MATERIAL SHOWN:
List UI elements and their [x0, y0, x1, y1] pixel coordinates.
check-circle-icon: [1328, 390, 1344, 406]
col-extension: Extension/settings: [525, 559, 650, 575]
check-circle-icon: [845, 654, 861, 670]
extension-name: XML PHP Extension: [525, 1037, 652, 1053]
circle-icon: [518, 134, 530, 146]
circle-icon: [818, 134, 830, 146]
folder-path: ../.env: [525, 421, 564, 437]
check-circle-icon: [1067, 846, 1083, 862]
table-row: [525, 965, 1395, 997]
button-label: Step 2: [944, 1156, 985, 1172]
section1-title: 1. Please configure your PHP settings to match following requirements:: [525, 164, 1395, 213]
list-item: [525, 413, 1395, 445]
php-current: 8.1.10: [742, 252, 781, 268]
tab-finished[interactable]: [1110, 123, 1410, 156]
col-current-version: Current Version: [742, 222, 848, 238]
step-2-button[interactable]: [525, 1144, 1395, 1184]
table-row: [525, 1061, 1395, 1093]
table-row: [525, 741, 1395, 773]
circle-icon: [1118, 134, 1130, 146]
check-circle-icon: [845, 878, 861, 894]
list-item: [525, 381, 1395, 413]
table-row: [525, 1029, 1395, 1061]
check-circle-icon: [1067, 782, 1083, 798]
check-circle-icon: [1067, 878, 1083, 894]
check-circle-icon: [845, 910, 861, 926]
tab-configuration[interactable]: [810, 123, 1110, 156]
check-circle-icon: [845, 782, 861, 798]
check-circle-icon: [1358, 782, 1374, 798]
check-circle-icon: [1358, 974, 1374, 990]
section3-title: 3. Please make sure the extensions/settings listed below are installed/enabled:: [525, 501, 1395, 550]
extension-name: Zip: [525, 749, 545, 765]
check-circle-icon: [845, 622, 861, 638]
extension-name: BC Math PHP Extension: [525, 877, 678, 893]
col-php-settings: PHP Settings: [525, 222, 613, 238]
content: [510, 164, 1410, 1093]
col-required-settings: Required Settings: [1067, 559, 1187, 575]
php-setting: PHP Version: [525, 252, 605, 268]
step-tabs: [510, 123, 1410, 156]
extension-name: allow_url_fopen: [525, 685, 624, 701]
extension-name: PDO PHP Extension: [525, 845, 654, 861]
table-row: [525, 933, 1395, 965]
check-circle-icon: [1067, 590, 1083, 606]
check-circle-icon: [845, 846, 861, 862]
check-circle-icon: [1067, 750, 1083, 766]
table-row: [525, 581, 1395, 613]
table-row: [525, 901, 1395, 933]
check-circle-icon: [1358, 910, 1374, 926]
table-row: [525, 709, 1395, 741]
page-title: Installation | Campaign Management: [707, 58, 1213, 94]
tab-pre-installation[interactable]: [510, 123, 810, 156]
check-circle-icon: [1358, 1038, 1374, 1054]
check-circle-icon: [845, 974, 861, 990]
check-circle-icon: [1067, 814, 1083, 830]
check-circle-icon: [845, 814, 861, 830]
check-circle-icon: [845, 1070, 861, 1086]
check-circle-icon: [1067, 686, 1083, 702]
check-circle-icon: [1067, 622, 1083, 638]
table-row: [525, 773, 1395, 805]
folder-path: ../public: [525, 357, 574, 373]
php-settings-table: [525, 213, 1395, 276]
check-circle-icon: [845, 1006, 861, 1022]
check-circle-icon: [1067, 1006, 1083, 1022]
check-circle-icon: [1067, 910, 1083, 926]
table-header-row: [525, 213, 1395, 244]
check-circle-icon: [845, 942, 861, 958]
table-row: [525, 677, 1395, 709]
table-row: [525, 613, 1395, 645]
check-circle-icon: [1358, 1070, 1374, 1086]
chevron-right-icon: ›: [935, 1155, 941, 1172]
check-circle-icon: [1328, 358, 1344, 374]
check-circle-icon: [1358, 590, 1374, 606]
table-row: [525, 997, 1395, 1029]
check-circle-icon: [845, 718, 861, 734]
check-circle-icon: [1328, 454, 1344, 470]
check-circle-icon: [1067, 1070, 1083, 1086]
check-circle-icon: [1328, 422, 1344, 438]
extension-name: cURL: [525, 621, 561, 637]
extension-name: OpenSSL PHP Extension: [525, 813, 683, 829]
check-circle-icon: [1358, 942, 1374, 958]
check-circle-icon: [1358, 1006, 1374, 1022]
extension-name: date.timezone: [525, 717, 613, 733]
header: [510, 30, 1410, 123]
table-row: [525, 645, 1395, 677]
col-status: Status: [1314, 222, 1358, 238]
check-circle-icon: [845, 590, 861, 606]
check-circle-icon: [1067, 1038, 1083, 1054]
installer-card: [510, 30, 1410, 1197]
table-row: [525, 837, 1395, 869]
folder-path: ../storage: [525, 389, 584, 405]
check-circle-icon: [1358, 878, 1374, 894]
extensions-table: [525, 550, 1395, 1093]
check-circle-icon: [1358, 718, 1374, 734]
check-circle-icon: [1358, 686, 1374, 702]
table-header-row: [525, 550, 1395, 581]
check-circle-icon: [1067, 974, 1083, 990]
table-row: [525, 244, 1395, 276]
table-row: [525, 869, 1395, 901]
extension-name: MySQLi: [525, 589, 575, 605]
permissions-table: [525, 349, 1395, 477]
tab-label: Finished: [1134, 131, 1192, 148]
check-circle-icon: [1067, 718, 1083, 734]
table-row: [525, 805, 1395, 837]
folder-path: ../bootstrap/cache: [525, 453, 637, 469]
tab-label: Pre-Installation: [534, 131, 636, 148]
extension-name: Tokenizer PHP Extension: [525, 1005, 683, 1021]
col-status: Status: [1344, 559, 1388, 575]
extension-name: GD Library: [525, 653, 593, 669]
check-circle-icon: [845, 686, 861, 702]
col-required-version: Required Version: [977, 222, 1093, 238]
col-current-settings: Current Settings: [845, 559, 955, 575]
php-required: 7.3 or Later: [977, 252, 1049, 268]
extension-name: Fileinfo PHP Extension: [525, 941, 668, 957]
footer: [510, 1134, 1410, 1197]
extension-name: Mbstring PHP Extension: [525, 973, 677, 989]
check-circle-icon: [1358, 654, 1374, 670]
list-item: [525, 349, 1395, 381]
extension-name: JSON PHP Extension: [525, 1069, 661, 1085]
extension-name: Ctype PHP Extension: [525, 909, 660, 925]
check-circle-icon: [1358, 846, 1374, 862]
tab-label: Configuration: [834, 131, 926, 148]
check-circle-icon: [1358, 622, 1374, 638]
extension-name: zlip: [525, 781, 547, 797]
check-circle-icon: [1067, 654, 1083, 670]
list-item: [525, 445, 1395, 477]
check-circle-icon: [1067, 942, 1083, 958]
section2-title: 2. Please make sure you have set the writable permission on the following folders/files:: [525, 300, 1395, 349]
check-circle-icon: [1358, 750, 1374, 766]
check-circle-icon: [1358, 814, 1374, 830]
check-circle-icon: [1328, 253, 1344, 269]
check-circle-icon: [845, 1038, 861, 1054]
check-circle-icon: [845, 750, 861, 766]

WHAT TO DO: Rewrite the records above, changing every "check-circle-icon" to "checkmark-icon" and leaving everything else unchanged.

SOLUTION FOR THIS EXERCISE:
List UI elements and their [x0, y0, x1, y1] pixel coordinates.
checkmark-icon: [1328, 390, 1344, 406]
col-extension: Extension/settings: [525, 559, 650, 575]
checkmark-icon: [845, 654, 861, 670]
extension-name: XML PHP Extension: [525, 1037, 652, 1053]
circle-icon: [518, 134, 530, 146]
circle-icon: [818, 134, 830, 146]
folder-path: ../.env: [525, 421, 564, 437]
checkmark-icon: [1067, 846, 1083, 862]
table-row: [525, 965, 1395, 997]
button-label: Step 2: [944, 1156, 985, 1172]
section1-title: 1. Please configure your PHP settings to match following requirements:: [525, 164, 1395, 213]
list-item: [525, 413, 1395, 445]
php-current: 8.1.10: [742, 252, 781, 268]
tab-finished[interactable]: [1110, 123, 1410, 156]
col-current-version: Current Version: [742, 222, 848, 238]
step-2-button[interactable]: [525, 1144, 1395, 1184]
table-row: [525, 1061, 1395, 1093]
table-row: [525, 741, 1395, 773]
circle-icon: [1118, 134, 1130, 146]
checkmark-icon: [845, 878, 861, 894]
list-item: [525, 381, 1395, 413]
table-row: [525, 1029, 1395, 1061]
checkmark-icon: [1067, 782, 1083, 798]
checkmark-icon: [1067, 878, 1083, 894]
checkmark-icon: [845, 910, 861, 926]
tab-configuration[interactable]: [810, 123, 1110, 156]
checkmark-icon: [845, 782, 861, 798]
checkmark-icon: [1358, 782, 1374, 798]
checkmark-icon: [1358, 974, 1374, 990]
section3-title: 3. Please make sure the extensions/settings listed below are installed/enabled:: [525, 501, 1395, 550]
extension-name: Zip: [525, 749, 545, 765]
checkmark-icon: [845, 622, 861, 638]
extension-name: BC Math PHP Extension: [525, 877, 678, 893]
col-php-settings: PHP Settings: [525, 222, 613, 238]
content: [510, 164, 1410, 1093]
col-required-settings: Required Settings: [1067, 559, 1187, 575]
php-setting: PHP Version: [525, 252, 605, 268]
step-tabs: [510, 123, 1410, 156]
extension-name: allow_url_fopen: [525, 685, 624, 701]
extension-name: PDO PHP Extension: [525, 845, 654, 861]
table-row: [525, 933, 1395, 965]
checkmark-icon: [1067, 590, 1083, 606]
checkmark-icon: [845, 846, 861, 862]
checkmark-icon: [1067, 750, 1083, 766]
table-row: [525, 581, 1395, 613]
table-row: [525, 901, 1395, 933]
checkmark-icon: [1358, 910, 1374, 926]
table-row: [525, 709, 1395, 741]
page-title: Installation | Campaign Management: [707, 58, 1213, 94]
tab-pre-installation[interactable]: [510, 123, 810, 156]
checkmark-icon: [1358, 1038, 1374, 1054]
checkmark-icon: [845, 974, 861, 990]
checkmark-icon: [1067, 814, 1083, 830]
checkmark-icon: [845, 814, 861, 830]
checkmark-icon: [845, 1070, 861, 1086]
checkmark-icon: [1067, 686, 1083, 702]
checkmark-icon: [1067, 622, 1083, 638]
table-row: [525, 773, 1395, 805]
folder-path: ../public: [525, 357, 574, 373]
php-settings-table: [525, 213, 1395, 276]
checkmark-icon: [845, 1006, 861, 1022]
checkmark-icon: [1067, 1006, 1083, 1022]
checkmark-icon: [1067, 910, 1083, 926]
table-header-row: [525, 213, 1395, 244]
checkmark-icon: [845, 942, 861, 958]
table-row: [525, 677, 1395, 709]
table-row: [525, 613, 1395, 645]
checkmark-icon: [1358, 1070, 1374, 1086]
chevron-right-icon: ›: [935, 1155, 941, 1172]
checkmark-icon: [1328, 358, 1344, 374]
checkmark-icon: [1358, 590, 1374, 606]
table-row: [525, 997, 1395, 1029]
checkmark-icon: [845, 718, 861, 734]
checkmark-icon: [1328, 454, 1344, 470]
checkmark-icon: [1067, 1070, 1083, 1086]
checkmark-icon: [1328, 422, 1344, 438]
extension-name: cURL: [525, 621, 561, 637]
extension-name: OpenSSL PHP Extension: [525, 813, 683, 829]
checkmark-icon: [1358, 942, 1374, 958]
checkmark-icon: [1358, 1006, 1374, 1022]
extension-name: date.timezone: [525, 717, 613, 733]
header: [510, 30, 1410, 123]
table-row: [525, 645, 1395, 677]
col-status: Status: [1314, 222, 1358, 238]
checkmark-icon: [845, 590, 861, 606]
checkmark-icon: [1067, 1038, 1083, 1054]
installer-card: [510, 30, 1410, 1197]
table-row: [525, 837, 1395, 869]
folder-path: ../storage: [525, 389, 584, 405]
checkmark-icon: [1358, 878, 1374, 894]
extensions-table: [525, 550, 1395, 1093]
checkmark-icon: [1358, 718, 1374, 734]
checkmark-icon: [1358, 686, 1374, 702]
table-header-row: [525, 550, 1395, 581]
checkmark-icon: [1067, 974, 1083, 990]
table-row: [525, 244, 1395, 276]
table-row: [525, 869, 1395, 901]
extension-name: MySQLi: [525, 589, 575, 605]
permissions-table: [525, 349, 1395, 477]
tab-label: Finished: [1134, 131, 1192, 148]
checkmark-icon: [1067, 718, 1083, 734]
table-row: [525, 805, 1395, 837]
folder-path: ../bootstrap/cache: [525, 453, 637, 469]
tab-label: Pre-Installation: [534, 131, 636, 148]
extension-name: Tokenizer PHP Extension: [525, 1005, 683, 1021]
col-status: Status: [1344, 559, 1388, 575]
extension-name: GD Library: [525, 653, 593, 669]
checkmark-icon: [845, 686, 861, 702]
col-required-version: Required Version: [977, 222, 1093, 238]
col-current-settings: Current Settings: [845, 559, 955, 575]
php-required: 7.3 or Later: [977, 252, 1049, 268]
extension-name: Fileinfo PHP Extension: [525, 941, 668, 957]
footer: [510, 1134, 1410, 1197]
extension-name: Mbstring PHP Extension: [525, 973, 677, 989]
checkmark-icon: [1358, 654, 1374, 670]
list-item: [525, 349, 1395, 381]
extension-name: JSON PHP Extension: [525, 1069, 661, 1085]
extension-name: Ctype PHP Extension: [525, 909, 660, 925]
checkmark-icon: [1358, 846, 1374, 862]
tab-label: Configuration: [834, 131, 926, 148]
checkmark-icon: [1358, 622, 1374, 638]
extension-name: zlip: [525, 781, 547, 797]
checkmark-icon: [1067, 654, 1083, 670]
list-item: [525, 445, 1395, 477]
checkmark-icon: [1067, 942, 1083, 958]
section2-title: 2. Please make sure you have set the writable permission on the following folders/files:: [525, 300, 1395, 349]
checkmark-icon: [1358, 750, 1374, 766]
checkmark-icon: [1358, 814, 1374, 830]
checkmark-icon: [1328, 253, 1344, 269]
checkmark-icon: [845, 1038, 861, 1054]
checkmark-icon: [845, 750, 861, 766]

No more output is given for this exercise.